■ **COMPLETE THE FOLLOWING**
(a) Please reproduce the socket.io error post from "I am using those" up to and including "constraining the payload?".
(b) Resume the post about the socket.io "Integer is unsafe" error from the point where it stops.

■ **PASSAGE**
━━━━━━━━
1

Sometimes I am getting the error 'Unhandled rejection Error: Integer is unsafe' when sending JSON data via socket.io 2.0. Here is an example of sending a tweet object that results in such an error.

Example Code: https://gist.github.com/whoisstan/dcba1471094b984514c436fd395364e2

I am using those packages on node 6.11.2:

  • "redis": "^2.8.0",
  • "socket.io": "~2.0",
  • "socket.io-redis": "^5.1.0"

Is the JSON payload simply too big? If yes, how do go about constraining the payload?

Stan Wiechers
  • 1,962
  • 27
  • 45
  • Code required to understand and answer the question MUST be pasted into your actual question, not only available via a link. This is because links have a habit of changing or disappearing over time rendering the question useless as a long term reference. Please add the relevant portions of the code directly to your question and then format them appropriately. – jfriend00 Aug 22 '17 at 00:09
  • What is the source of this JSON? Where does it come from? – jfriend00 Aug 22 '17 at 00:14
  • it's straight from the twitter api, that's why i was confused that it doesn't play well as a socketio payload. – Stan Wiechers Aug 22 '17 at 20:21
  • Twitter itself explains the issue in the development document I linked in my answer. Are you parsing this in node.js? In what version? – jfriend00 Aug 22 '17 at 20:26
  • I am a retrieving the data from twitter, putting an envelope around it and put it in mongodb, queue. No encoding issue along that process. Only when sending it via socket2. – Stan Wiechers Aug 22 '17 at 21:43

1 Answers1

1

Max safe integer in Javasvcript is:

9007199254740991

Your JSON contains integers like:

899068272867328000

which exceeds the limit.
━━━━━━━━
■ **DATA SEGMENT**
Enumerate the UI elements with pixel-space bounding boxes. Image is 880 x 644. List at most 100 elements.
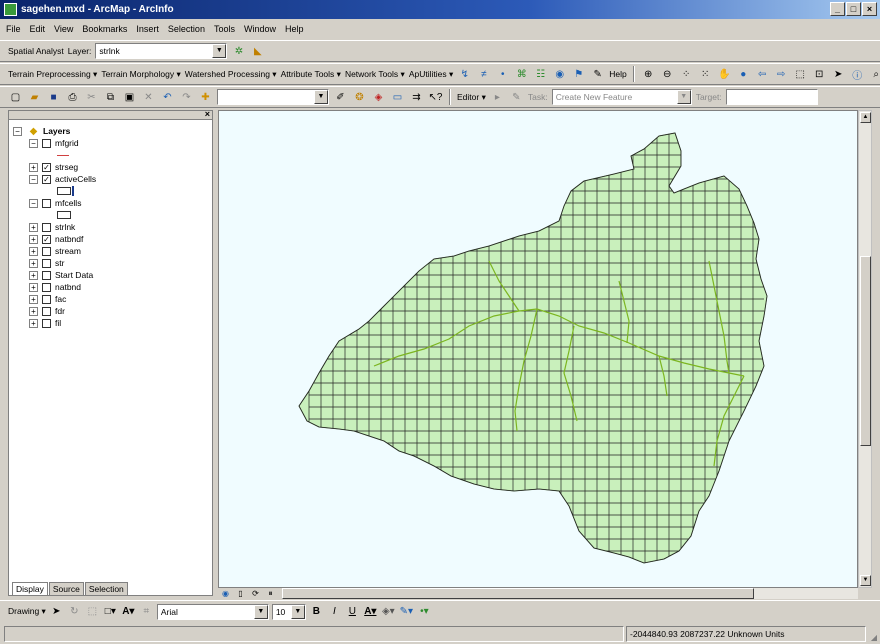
━━━━━━━━
■ **ANSWERS GIVEN**
(a)
I am using those packages on node 6.11.2:

  • "redis": "^2.8.0",
  • "socket.io": "~2.0",
  • "socket.io-redis": "^5.1.0"

Is the JSON payload simply too big? If yes, how do go about constraining the payload?

(b)
Things which do not need to be actually used as numbers (one of these large numbers is labelled as an "id" could perhaps just be used as strings instead of numbers so put them into the JSON as strings, not numbers.

If this data is from Twitter, here's a discussion of the issue in Twitter's development doc: Twitter IDs. Note, the JSON structure offers id_str as an alternative which is indeed a string.

And, per that article, you will either need to preprocess the JSON before parsing it to remove the id values or you will need to get a parser that does not throw an exception with these long ids, but rather just truncates them or converts them to null or NaN. And, in either case your code needs to use .id_str, not .id.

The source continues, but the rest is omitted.